▶ [DIRECTIVE] Could you repeat the records below exactly, leaving out any pictures?

▶ [PROVIDED ENTRIES]
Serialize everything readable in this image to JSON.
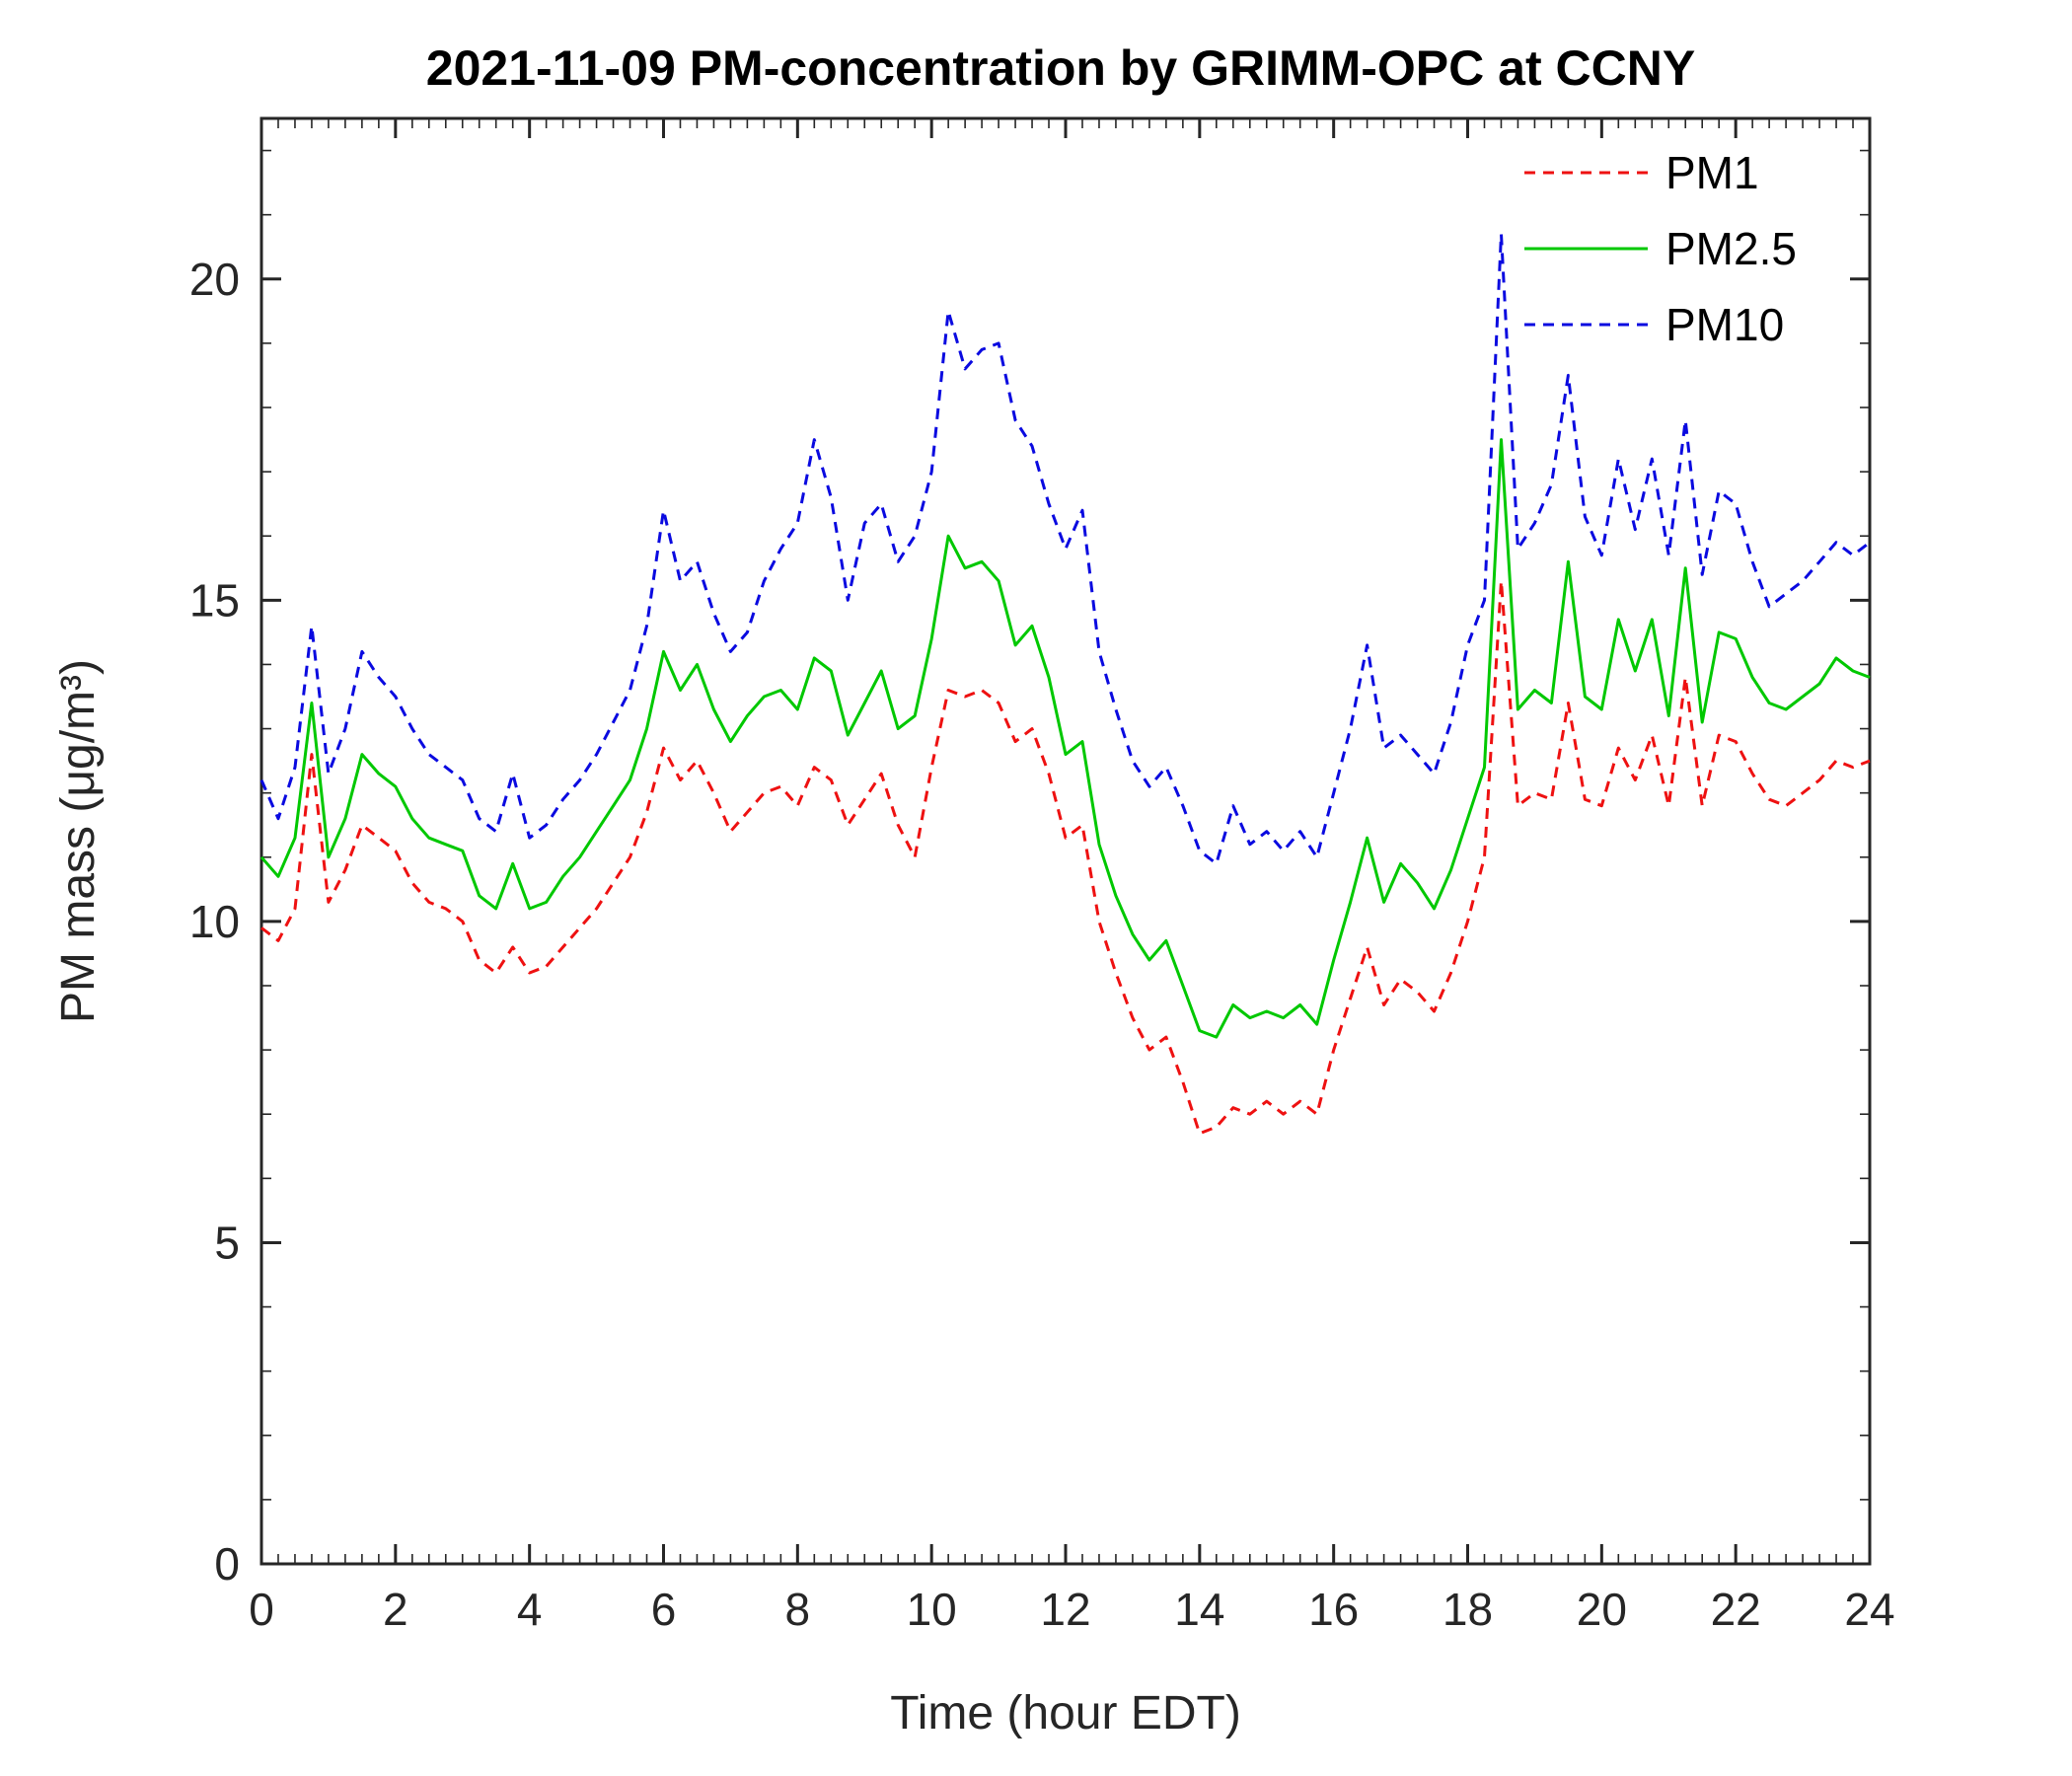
{
  "figure": {
    "title": "2021-11-09 PM-concentration by GRIMM-OPC at CCNY"
  },
  "chart_data": {
    "type": "line",
    "title": "2021-11-09 PM-concentration by GRIMM-OPC at CCNY",
    "xlabel": "Time (hour EDT)",
    "ylabel": "PM mass (μg/m³)",
    "xlim": [
      0,
      24
    ],
    "ylim": [
      0,
      22.5
    ],
    "xticks": [
      0,
      2,
      4,
      6,
      8,
      10,
      12,
      14,
      16,
      18,
      20,
      22,
      24
    ],
    "yticks": [
      0,
      5,
      10,
      15,
      20
    ],
    "x_minor_step": 0.25,
    "y_minor_step": 1,
    "grid": false,
    "legend_position": "northeast",
    "axis_color": "#262626",
    "x": [
      0,
      0.25,
      0.5,
      0.75,
      1,
      1.25,
      1.5,
      1.75,
      2,
      2.25,
      2.5,
      2.75,
      3,
      3.25,
      3.5,
      3.75,
      4,
      4.25,
      4.5,
      4.75,
      5,
      5.25,
      5.5,
      5.75,
      6,
      6.25,
      6.5,
      6.75,
      7,
      7.25,
      7.5,
      7.75,
      8,
      8.25,
      8.5,
      8.75,
      9,
      9.25,
      9.5,
      9.75,
      10,
      10.25,
      10.5,
      10.75,
      11,
      11.25,
      11.5,
      11.75,
      12,
      12.25,
      12.5,
      12.75,
      13,
      13.25,
      13.5,
      13.75,
      14,
      14.25,
      14.5,
      14.75,
      15,
      15.25,
      15.5,
      15.75,
      16,
      16.25,
      16.5,
      16.75,
      17,
      17.25,
      17.5,
      17.75,
      18,
      18.25,
      18.5,
      18.75,
      19,
      19.25,
      19.5,
      19.75,
      20,
      20.25,
      20.5,
      20.75,
      21,
      21.25,
      21.5,
      21.75,
      22,
      22.25,
      22.5,
      22.75,
      23,
      23.25,
      23.5,
      23.75,
      24
    ],
    "series": [
      {
        "name": "PM1",
        "color": "#ee1111",
        "line_style": "dashed",
        "values": [
          9.9,
          9.7,
          10.2,
          12.6,
          10.3,
          10.8,
          11.5,
          11.3,
          11.1,
          10.6,
          10.3,
          10.2,
          10.0,
          9.4,
          9.2,
          9.6,
          9.2,
          9.3,
          9.6,
          9.9,
          10.2,
          10.6,
          11.0,
          11.7,
          12.7,
          12.2,
          12.5,
          12.0,
          11.4,
          11.7,
          12.0,
          12.1,
          11.8,
          12.4,
          12.2,
          11.5,
          11.9,
          12.3,
          11.5,
          11.0,
          12.4,
          13.6,
          13.5,
          13.6,
          13.4,
          12.8,
          13.0,
          12.3,
          11.3,
          11.5,
          10.0,
          9.2,
          8.5,
          8.0,
          8.2,
          7.5,
          6.7,
          6.8,
          7.1,
          7.0,
          7.2,
          7.0,
          7.2,
          7.0,
          8.0,
          8.8,
          9.6,
          8.7,
          9.1,
          8.9,
          8.6,
          9.2,
          10.0,
          11.0,
          15.3,
          11.8,
          12.0,
          11.9,
          13.4,
          11.9,
          11.8,
          12.7,
          12.2,
          12.9,
          11.8,
          13.8,
          11.8,
          12.9,
          12.8,
          12.3,
          11.9,
          11.8,
          12.0,
          12.2,
          12.5,
          12.4,
          12.5
        ]
      },
      {
        "name": "PM2.5",
        "color": "#00c800",
        "line_style": "solid",
        "values": [
          11.0,
          10.7,
          11.3,
          13.4,
          11.0,
          11.6,
          12.6,
          12.3,
          12.1,
          11.6,
          11.3,
          11.2,
          11.1,
          10.4,
          10.2,
          10.9,
          10.2,
          10.3,
          10.7,
          11.0,
          11.4,
          11.8,
          12.2,
          13.0,
          14.2,
          13.6,
          14.0,
          13.3,
          12.8,
          13.2,
          13.5,
          13.6,
          13.3,
          14.1,
          13.9,
          12.9,
          13.4,
          13.9,
          13.0,
          13.2,
          14.4,
          16.0,
          15.5,
          15.6,
          15.3,
          14.3,
          14.6,
          13.8,
          12.6,
          12.8,
          11.2,
          10.4,
          9.8,
          9.4,
          9.7,
          9.0,
          8.3,
          8.2,
          8.7,
          8.5,
          8.6,
          8.5,
          8.7,
          8.4,
          9.4,
          10.3,
          11.3,
          10.3,
          10.9,
          10.6,
          10.2,
          10.8,
          11.6,
          12.4,
          17.5,
          13.3,
          13.6,
          13.4,
          15.6,
          13.5,
          13.3,
          14.7,
          13.9,
          14.7,
          13.2,
          15.5,
          13.1,
          14.5,
          14.4,
          13.8,
          13.4,
          13.3,
          13.5,
          13.7,
          14.1,
          13.9,
          13.8
        ]
      },
      {
        "name": "PM10",
        "color": "#0a0ae0",
        "line_style": "dashed",
        "values": [
          12.2,
          11.6,
          12.4,
          14.6,
          12.3,
          13.0,
          14.2,
          13.8,
          13.5,
          13.0,
          12.6,
          12.4,
          12.2,
          11.6,
          11.4,
          12.3,
          11.3,
          11.5,
          11.9,
          12.2,
          12.6,
          13.1,
          13.6,
          14.6,
          16.4,
          15.3,
          15.6,
          14.8,
          14.2,
          14.5,
          15.3,
          15.8,
          16.2,
          17.5,
          16.6,
          15.0,
          16.2,
          16.5,
          15.6,
          16.0,
          17.0,
          19.5,
          18.6,
          18.9,
          19.0,
          17.8,
          17.4,
          16.5,
          15.8,
          16.4,
          14.2,
          13.3,
          12.5,
          12.1,
          12.4,
          11.8,
          11.1,
          10.9,
          11.8,
          11.2,
          11.4,
          11.1,
          11.4,
          11.0,
          12.0,
          13.0,
          14.3,
          12.7,
          12.9,
          12.6,
          12.3,
          13.1,
          14.3,
          15.0,
          20.7,
          15.8,
          16.2,
          16.8,
          18.5,
          16.3,
          15.7,
          17.2,
          16.1,
          17.2,
          15.7,
          17.8,
          15.4,
          16.7,
          16.5,
          15.6,
          14.9,
          15.1,
          15.3,
          15.6,
          15.9,
          15.7,
          15.9
        ]
      }
    ]
  }
}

▶ [COMPLETE ANSWER]
Serialize everything readable in this image to JSON.
{
  "figure": {
    "title": "2021-11-09 PM-concentration by GRIMM-OPC at CCNY"
  },
  "chart_data": {
    "type": "line",
    "title": "2021-11-09 PM-concentration by GRIMM-OPC at CCNY",
    "xlabel": "Time (hour EDT)",
    "ylabel": "PM mass (μg/m³)",
    "xlim": [
      0,
      24
    ],
    "ylim": [
      0,
      22.5
    ],
    "xticks": [
      0,
      2,
      4,
      6,
      8,
      10,
      12,
      14,
      16,
      18,
      20,
      22,
      24
    ],
    "yticks": [
      0,
      5,
      10,
      15,
      20
    ],
    "x_minor_step": 0.25,
    "y_minor_step": 1,
    "grid": false,
    "legend_position": "northeast",
    "axis_color": "#262626",
    "x": [
      0,
      0.25,
      0.5,
      0.75,
      1,
      1.25,
      1.5,
      1.75,
      2,
      2.25,
      2.5,
      2.75,
      3,
      3.25,
      3.5,
      3.75,
      4,
      4.25,
      4.5,
      4.75,
      5,
      5.25,
      5.5,
      5.75,
      6,
      6.25,
      6.5,
      6.75,
      7,
      7.25,
      7.5,
      7.75,
      8,
      8.25,
      8.5,
      8.75,
      9,
      9.25,
      9.5,
      9.75,
      10,
      10.25,
      10.5,
      10.75,
      11,
      11.25,
      11.5,
      11.75,
      12,
      12.25,
      12.5,
      12.75,
      13,
      13.25,
      13.5,
      13.75,
      14,
      14.25,
      14.5,
      14.75,
      15,
      15.25,
      15.5,
      15.75,
      16,
      16.25,
      16.5,
      16.75,
      17,
      17.25,
      17.5,
      17.75,
      18,
      18.25,
      18.5,
      18.75,
      19,
      19.25,
      19.5,
      19.75,
      20,
      20.25,
      20.5,
      20.75,
      21,
      21.25,
      21.5,
      21.75,
      22,
      22.25,
      22.5,
      22.75,
      23,
      23.25,
      23.5,
      23.75,
      24
    ],
    "series": [
      {
        "name": "PM1",
        "color": "#ee1111",
        "line_style": "dashed",
        "values": [
          9.9,
          9.7,
          10.2,
          12.6,
          10.3,
          10.8,
          11.5,
          11.3,
          11.1,
          10.6,
          10.3,
          10.2,
          10.0,
          9.4,
          9.2,
          9.6,
          9.2,
          9.3,
          9.6,
          9.9,
          10.2,
          10.6,
          11.0,
          11.7,
          12.7,
          12.2,
          12.5,
          12.0,
          11.4,
          11.7,
          12.0,
          12.1,
          11.8,
          12.4,
          12.2,
          11.5,
          11.9,
          12.3,
          11.5,
          11.0,
          12.4,
          13.6,
          13.5,
          13.6,
          13.4,
          12.8,
          13.0,
          12.3,
          11.3,
          11.5,
          10.0,
          9.2,
          8.5,
          8.0,
          8.2,
          7.5,
          6.7,
          6.8,
          7.1,
          7.0,
          7.2,
          7.0,
          7.2,
          7.0,
          8.0,
          8.8,
          9.6,
          8.7,
          9.1,
          8.9,
          8.6,
          9.2,
          10.0,
          11.0,
          15.3,
          11.8,
          12.0,
          11.9,
          13.4,
          11.9,
          11.8,
          12.7,
          12.2,
          12.9,
          11.8,
          13.8,
          11.8,
          12.9,
          12.8,
          12.3,
          11.9,
          11.8,
          12.0,
          12.2,
          12.5,
          12.4,
          12.5
        ]
      },
      {
        "name": "PM2.5",
        "color": "#00c800",
        "line_style": "solid",
        "values": [
          11.0,
          10.7,
          11.3,
          13.4,
          11.0,
          11.6,
          12.6,
          12.3,
          12.1,
          11.6,
          11.3,
          11.2,
          11.1,
          10.4,
          10.2,
          10.9,
          10.2,
          10.3,
          10.7,
          11.0,
          11.4,
          11.8,
          12.2,
          13.0,
          14.2,
          13.6,
          14.0,
          13.3,
          12.8,
          13.2,
          13.5,
          13.6,
          13.3,
          14.1,
          13.9,
          12.9,
          13.4,
          13.9,
          13.0,
          13.2,
          14.4,
          16.0,
          15.5,
          15.6,
          15.3,
          14.3,
          14.6,
          13.8,
          12.6,
          12.8,
          11.2,
          10.4,
          9.8,
          9.4,
          9.7,
          9.0,
          8.3,
          8.2,
          8.7,
          8.5,
          8.6,
          8.5,
          8.7,
          8.4,
          9.4,
          10.3,
          11.3,
          10.3,
          10.9,
          10.6,
          10.2,
          10.8,
          11.6,
          12.4,
          17.5,
          13.3,
          13.6,
          13.4,
          15.6,
          13.5,
          13.3,
          14.7,
          13.9,
          14.7,
          13.2,
          15.5,
          13.1,
          14.5,
          14.4,
          13.8,
          13.4,
          13.3,
          13.5,
          13.7,
          14.1,
          13.9,
          13.8
        ]
      },
      {
        "name": "PM10",
        "color": "#0a0ae0",
        "line_style": "dashed",
        "values": [
          12.2,
          11.6,
          12.4,
          14.6,
          12.3,
          13.0,
          14.2,
          13.8,
          13.5,
          13.0,
          12.6,
          12.4,
          12.2,
          11.6,
          11.4,
          12.3,
          11.3,
          11.5,
          11.9,
          12.2,
          12.6,
          13.1,
          13.6,
          14.6,
          16.4,
          15.3,
          15.6,
          14.8,
          14.2,
          14.5,
          15.3,
          15.8,
          16.2,
          17.5,
          16.6,
          15.0,
          16.2,
          16.5,
          15.6,
          16.0,
          17.0,
          19.5,
          18.6,
          18.9,
          19.0,
          17.8,
          17.4,
          16.5,
          15.8,
          16.4,
          14.2,
          13.3,
          12.5,
          12.1,
          12.4,
          11.8,
          11.1,
          10.9,
          11.8,
          11.2,
          11.4,
          11.1,
          11.4,
          11.0,
          12.0,
          13.0,
          14.3,
          12.7,
          12.9,
          12.6,
          12.3,
          13.1,
          14.3,
          15.0,
          20.7,
          15.8,
          16.2,
          16.8,
          18.5,
          16.3,
          15.7,
          17.2,
          16.1,
          17.2,
          15.7,
          17.8,
          15.4,
          16.7,
          16.5,
          15.6,
          14.9,
          15.1,
          15.3,
          15.6,
          15.9,
          15.7,
          15.9
        ]
      }
    ]
  }
}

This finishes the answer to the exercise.